>>>>
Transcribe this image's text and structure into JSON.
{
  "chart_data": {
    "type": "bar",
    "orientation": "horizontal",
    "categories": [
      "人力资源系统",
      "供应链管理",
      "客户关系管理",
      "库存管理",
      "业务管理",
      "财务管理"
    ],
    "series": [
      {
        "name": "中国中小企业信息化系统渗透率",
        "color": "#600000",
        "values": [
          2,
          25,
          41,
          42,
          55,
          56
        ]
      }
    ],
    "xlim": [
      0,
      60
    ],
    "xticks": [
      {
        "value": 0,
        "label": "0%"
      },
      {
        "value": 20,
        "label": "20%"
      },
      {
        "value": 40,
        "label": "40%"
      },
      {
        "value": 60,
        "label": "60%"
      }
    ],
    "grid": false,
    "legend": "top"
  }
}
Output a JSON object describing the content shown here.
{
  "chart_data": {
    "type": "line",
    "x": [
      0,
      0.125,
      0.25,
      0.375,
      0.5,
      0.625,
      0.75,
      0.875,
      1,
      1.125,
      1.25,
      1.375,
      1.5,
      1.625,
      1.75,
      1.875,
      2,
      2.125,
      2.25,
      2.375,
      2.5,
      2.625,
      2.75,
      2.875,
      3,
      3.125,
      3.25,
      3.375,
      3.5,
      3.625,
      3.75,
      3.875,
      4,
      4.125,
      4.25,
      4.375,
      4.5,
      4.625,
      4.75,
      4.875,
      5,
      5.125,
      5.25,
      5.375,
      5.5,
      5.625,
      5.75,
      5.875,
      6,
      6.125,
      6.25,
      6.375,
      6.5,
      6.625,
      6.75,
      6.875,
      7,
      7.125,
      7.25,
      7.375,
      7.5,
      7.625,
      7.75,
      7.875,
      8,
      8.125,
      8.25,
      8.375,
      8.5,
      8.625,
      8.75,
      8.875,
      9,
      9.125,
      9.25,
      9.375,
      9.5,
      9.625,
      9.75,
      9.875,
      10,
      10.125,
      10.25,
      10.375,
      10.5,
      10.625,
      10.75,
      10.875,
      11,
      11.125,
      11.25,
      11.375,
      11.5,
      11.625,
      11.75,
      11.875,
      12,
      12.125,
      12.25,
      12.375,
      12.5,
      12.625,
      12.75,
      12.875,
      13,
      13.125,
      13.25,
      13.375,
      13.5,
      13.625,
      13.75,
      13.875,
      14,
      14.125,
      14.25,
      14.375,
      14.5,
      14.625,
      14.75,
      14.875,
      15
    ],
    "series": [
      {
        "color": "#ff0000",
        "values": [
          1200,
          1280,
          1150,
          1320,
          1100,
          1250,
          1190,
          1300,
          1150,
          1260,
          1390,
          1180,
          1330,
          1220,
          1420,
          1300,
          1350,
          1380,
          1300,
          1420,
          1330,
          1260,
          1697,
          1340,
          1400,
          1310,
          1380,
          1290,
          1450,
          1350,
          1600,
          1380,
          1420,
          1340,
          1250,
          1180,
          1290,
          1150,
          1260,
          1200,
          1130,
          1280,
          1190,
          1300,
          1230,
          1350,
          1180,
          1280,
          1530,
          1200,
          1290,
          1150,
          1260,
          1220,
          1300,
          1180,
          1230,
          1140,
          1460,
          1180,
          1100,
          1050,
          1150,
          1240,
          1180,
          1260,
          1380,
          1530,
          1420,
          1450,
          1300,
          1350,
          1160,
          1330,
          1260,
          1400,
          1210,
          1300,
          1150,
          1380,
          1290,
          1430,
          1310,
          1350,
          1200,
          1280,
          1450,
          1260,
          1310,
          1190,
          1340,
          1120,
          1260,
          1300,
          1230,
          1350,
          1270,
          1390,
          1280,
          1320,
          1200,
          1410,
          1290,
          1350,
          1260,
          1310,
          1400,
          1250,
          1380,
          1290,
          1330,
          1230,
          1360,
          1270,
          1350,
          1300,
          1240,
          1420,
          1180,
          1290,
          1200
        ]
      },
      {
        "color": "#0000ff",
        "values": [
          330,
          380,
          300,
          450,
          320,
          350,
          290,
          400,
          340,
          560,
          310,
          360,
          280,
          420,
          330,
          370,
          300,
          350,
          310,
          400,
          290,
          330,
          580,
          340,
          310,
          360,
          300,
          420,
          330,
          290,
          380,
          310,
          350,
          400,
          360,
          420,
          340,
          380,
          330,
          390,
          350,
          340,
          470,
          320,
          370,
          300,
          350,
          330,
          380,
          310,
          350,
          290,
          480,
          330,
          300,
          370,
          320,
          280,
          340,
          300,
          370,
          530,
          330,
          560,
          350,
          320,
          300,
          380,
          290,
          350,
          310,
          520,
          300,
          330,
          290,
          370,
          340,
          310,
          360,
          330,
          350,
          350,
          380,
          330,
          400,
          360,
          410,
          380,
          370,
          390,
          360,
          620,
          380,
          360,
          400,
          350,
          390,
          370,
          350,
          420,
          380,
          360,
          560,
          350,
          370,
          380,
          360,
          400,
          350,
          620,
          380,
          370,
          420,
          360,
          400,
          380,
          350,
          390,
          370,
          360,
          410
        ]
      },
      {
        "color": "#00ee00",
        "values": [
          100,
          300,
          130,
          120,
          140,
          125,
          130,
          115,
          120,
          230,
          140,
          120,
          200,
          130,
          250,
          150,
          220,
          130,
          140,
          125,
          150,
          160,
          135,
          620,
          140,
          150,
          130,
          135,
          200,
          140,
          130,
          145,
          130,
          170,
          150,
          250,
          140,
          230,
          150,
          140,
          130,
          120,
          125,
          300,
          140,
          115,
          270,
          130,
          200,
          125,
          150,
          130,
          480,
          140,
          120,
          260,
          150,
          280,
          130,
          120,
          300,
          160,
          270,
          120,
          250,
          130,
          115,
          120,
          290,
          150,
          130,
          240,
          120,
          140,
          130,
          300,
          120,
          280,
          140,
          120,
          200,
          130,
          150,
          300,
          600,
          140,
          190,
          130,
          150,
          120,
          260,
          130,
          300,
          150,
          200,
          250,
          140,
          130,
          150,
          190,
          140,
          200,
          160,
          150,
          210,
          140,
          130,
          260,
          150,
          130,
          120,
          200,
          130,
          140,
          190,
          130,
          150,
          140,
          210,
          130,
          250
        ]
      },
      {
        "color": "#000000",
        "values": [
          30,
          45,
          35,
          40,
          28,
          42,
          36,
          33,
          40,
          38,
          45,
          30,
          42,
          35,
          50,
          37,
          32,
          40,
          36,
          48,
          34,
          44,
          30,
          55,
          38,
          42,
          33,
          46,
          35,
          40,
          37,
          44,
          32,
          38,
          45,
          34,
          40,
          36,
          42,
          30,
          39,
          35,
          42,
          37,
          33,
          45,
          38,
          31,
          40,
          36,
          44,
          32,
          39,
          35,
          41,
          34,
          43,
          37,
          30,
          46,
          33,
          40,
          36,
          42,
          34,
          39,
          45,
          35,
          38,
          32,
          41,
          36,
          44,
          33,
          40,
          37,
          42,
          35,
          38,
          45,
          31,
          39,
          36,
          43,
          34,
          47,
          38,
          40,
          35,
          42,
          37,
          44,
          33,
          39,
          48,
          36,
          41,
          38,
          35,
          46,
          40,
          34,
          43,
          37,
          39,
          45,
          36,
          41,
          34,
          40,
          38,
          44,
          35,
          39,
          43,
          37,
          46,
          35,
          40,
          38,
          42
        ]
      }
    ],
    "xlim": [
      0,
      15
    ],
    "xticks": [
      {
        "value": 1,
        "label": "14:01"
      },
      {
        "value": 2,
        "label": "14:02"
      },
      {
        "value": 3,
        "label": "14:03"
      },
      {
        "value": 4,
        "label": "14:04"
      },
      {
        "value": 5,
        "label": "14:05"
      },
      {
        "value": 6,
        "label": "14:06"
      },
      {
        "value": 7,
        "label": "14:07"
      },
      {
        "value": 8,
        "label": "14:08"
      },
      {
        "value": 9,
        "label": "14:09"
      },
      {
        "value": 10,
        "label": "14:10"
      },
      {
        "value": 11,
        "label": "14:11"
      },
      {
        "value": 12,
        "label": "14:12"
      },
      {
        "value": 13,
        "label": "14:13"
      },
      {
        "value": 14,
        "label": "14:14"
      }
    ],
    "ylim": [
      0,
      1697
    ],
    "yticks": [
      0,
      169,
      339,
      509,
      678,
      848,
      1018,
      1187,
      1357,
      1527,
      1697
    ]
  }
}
<<<<
■ Exercise details ■
Pick out all lines from the data above in which the word "color" appears.

■ Result of the task ■
        "color": "#600000",
        "color": "#ff0000",
        "color": "#0000ff",
        "color": "#00ee00",
        "color": "#000000",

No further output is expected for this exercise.